**SUPPLIED RECORDS:**
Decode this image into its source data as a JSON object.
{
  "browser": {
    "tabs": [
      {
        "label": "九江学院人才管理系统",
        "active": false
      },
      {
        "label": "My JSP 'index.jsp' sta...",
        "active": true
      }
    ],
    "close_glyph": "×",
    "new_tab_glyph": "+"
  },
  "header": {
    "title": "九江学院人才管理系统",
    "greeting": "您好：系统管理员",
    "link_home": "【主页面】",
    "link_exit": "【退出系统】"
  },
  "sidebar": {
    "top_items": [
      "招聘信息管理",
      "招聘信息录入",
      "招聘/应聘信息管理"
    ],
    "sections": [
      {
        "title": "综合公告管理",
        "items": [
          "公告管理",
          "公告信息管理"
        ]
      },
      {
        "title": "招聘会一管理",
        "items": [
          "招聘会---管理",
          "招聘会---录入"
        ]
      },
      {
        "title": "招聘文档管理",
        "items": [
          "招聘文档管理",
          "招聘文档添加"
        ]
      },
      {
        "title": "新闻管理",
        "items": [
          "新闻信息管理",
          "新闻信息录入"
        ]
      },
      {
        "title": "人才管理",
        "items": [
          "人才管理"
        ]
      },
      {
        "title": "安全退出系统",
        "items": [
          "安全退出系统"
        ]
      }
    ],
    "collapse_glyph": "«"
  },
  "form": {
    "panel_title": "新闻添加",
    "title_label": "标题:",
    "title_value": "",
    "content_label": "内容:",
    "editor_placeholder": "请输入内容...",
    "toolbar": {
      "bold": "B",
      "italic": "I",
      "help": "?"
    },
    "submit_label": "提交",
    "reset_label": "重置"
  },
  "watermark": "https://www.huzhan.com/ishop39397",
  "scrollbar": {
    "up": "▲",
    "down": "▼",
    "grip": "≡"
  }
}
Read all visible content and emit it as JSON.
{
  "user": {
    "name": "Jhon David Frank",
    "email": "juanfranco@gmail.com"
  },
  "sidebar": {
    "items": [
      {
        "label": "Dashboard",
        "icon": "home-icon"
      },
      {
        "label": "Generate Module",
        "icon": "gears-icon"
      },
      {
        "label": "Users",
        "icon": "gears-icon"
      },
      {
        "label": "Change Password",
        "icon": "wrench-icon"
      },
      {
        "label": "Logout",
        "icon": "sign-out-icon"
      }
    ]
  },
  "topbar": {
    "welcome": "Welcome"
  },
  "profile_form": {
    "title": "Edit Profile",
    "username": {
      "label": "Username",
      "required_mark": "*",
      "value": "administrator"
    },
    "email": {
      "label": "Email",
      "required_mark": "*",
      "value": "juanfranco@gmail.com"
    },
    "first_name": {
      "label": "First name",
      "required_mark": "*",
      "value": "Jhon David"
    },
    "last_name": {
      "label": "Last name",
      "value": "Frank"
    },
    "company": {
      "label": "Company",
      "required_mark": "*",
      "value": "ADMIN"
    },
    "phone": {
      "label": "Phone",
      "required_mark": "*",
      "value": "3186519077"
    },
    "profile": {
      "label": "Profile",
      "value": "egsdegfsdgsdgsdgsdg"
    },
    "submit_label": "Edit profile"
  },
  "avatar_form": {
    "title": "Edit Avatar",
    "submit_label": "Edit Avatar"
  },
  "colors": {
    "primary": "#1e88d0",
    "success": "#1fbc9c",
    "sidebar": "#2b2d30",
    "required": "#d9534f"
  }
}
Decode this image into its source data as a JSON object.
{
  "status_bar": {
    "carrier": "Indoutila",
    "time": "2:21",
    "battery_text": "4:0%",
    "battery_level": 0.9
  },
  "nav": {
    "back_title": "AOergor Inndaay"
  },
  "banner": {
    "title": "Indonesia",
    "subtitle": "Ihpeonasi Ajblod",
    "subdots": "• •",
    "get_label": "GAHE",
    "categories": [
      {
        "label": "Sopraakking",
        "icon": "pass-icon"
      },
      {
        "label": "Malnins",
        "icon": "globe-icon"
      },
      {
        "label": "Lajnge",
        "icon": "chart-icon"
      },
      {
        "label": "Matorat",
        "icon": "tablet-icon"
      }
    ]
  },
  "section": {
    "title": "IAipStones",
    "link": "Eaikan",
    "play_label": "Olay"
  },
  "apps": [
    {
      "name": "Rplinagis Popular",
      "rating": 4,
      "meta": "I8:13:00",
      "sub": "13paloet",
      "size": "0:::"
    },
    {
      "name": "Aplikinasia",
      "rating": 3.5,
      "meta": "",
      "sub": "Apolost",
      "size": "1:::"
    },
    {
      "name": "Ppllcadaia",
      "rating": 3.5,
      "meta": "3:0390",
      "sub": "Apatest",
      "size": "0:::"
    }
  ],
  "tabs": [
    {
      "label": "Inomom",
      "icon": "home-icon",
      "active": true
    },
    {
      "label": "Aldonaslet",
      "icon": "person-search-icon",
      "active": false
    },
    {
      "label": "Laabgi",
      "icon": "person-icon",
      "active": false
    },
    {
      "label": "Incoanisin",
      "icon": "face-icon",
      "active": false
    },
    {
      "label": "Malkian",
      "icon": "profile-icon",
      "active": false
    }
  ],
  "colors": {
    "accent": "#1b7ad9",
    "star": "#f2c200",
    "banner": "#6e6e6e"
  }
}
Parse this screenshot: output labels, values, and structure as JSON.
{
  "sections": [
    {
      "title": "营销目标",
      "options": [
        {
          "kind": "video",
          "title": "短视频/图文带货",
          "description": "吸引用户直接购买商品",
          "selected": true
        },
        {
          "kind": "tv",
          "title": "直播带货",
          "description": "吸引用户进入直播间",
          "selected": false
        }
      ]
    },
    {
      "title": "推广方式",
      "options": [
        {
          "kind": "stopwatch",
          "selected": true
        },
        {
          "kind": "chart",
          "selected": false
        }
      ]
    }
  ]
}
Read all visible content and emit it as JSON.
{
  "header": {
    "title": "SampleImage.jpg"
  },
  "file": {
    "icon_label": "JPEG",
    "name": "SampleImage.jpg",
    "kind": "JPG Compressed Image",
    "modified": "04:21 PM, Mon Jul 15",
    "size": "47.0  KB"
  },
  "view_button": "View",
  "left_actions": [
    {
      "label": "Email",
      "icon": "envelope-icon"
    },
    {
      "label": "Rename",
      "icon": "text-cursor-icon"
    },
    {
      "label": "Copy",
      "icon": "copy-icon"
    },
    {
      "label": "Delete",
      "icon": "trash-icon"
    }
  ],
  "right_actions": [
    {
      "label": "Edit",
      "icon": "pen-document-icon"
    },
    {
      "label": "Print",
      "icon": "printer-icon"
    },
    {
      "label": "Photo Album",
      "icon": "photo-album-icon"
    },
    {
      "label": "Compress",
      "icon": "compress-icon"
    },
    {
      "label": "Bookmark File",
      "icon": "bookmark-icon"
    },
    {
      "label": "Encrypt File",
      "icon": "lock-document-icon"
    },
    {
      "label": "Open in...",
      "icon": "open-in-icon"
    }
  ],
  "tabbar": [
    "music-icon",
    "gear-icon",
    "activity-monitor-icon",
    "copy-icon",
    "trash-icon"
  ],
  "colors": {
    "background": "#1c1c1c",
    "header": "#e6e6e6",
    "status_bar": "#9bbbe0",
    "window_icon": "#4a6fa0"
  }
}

**INSTRUCTIONS FOR THE TASK:**
Tell how many lines contain the word "person", using only the number.

**ANSWER IN FULL:**
2